# Material to process start

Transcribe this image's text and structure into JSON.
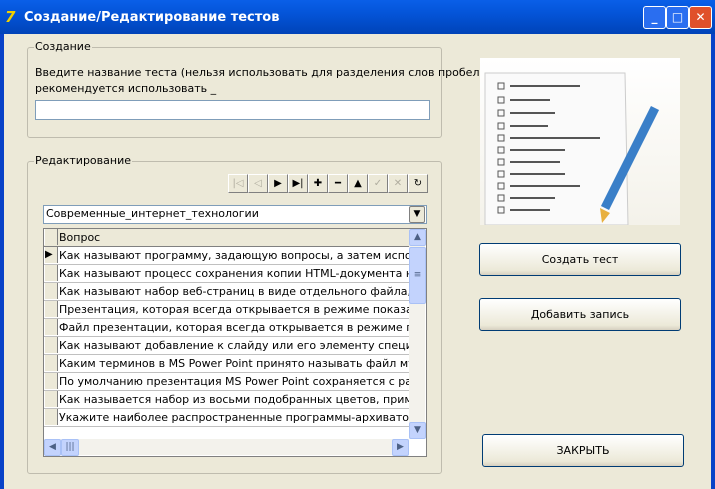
{
  "window": {
    "title": "Создание/Редактирование тестов",
    "minimize": "_",
    "maximize": "□",
    "close": "✕"
  },
  "create_group": {
    "legend": "Создание",
    "prompt_line1": "Введите название теста (нельзя использовать для разделения слов пробел",
    "prompt_line2": "рекомендуется использовать _",
    "name_value": ""
  },
  "edit_group": {
    "legend": "Редактирование",
    "navigator": [
      {
        "icon": "first-icon",
        "glyph": "|◁",
        "enabled": false
      },
      {
        "icon": "prior-icon",
        "glyph": "◁",
        "enabled": false
      },
      {
        "icon": "next-icon",
        "glyph": "▶",
        "enabled": true
      },
      {
        "icon": "last-icon",
        "glyph": "▶|",
        "enabled": true
      },
      {
        "icon": "insert-icon",
        "glyph": "✚",
        "enabled": true
      },
      {
        "icon": "delete-icon",
        "glyph": "━",
        "enabled": true
      },
      {
        "icon": "edit-icon",
        "glyph": "▲",
        "enabled": true
      },
      {
        "icon": "post-icon",
        "glyph": "✓",
        "enabled": false
      },
      {
        "icon": "cancel-icon",
        "glyph": "✕",
        "enabled": false
      },
      {
        "icon": "refresh-icon",
        "glyph": "↻",
        "enabled": true
      }
    ],
    "test_select": "Современные_интернет_технологии",
    "grid": {
      "header": "Вопрос",
      "rows": [
        "Как называют программу, задающую вопросы, а затем использующ",
        "Как называют процесс сохранения копии HTML-документа на веб-се",
        "Как называют набор веб-страниц в виде отдельного файла, включак",
        "Презентация, которая всегда открывается в режиме показа слайдс",
        "Файл презентации, которая всегда открывается в режиме показа с",
        "Как называют добавление к слайду или его элементу специального",
        "Каким терминов в MS Power Point принято называть файл мультиме",
        "По умолчанию презентация MS Power Point сохраняется с расширен",
        "Как называется набор из восьми подобранных цветов, применяемы",
        "Укажите наиболее распространенные программы-архиваторы"
      ]
    }
  },
  "buttons": {
    "create": "Создать тест",
    "add": "Добавить запись",
    "close": "ЗАКРЫТЬ"
  }
}
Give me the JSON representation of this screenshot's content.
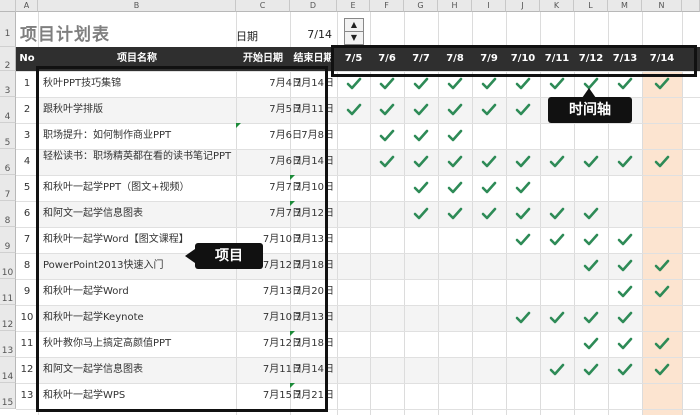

# Material to process end

**Task statement:** Copy each line of the data that contains the word "режиме".

**Completed task:**
        "Презентация, которая всегда открывается в режиме показа слайдс",
        "Файл презентации, которая всегда открывается в режиме показа с",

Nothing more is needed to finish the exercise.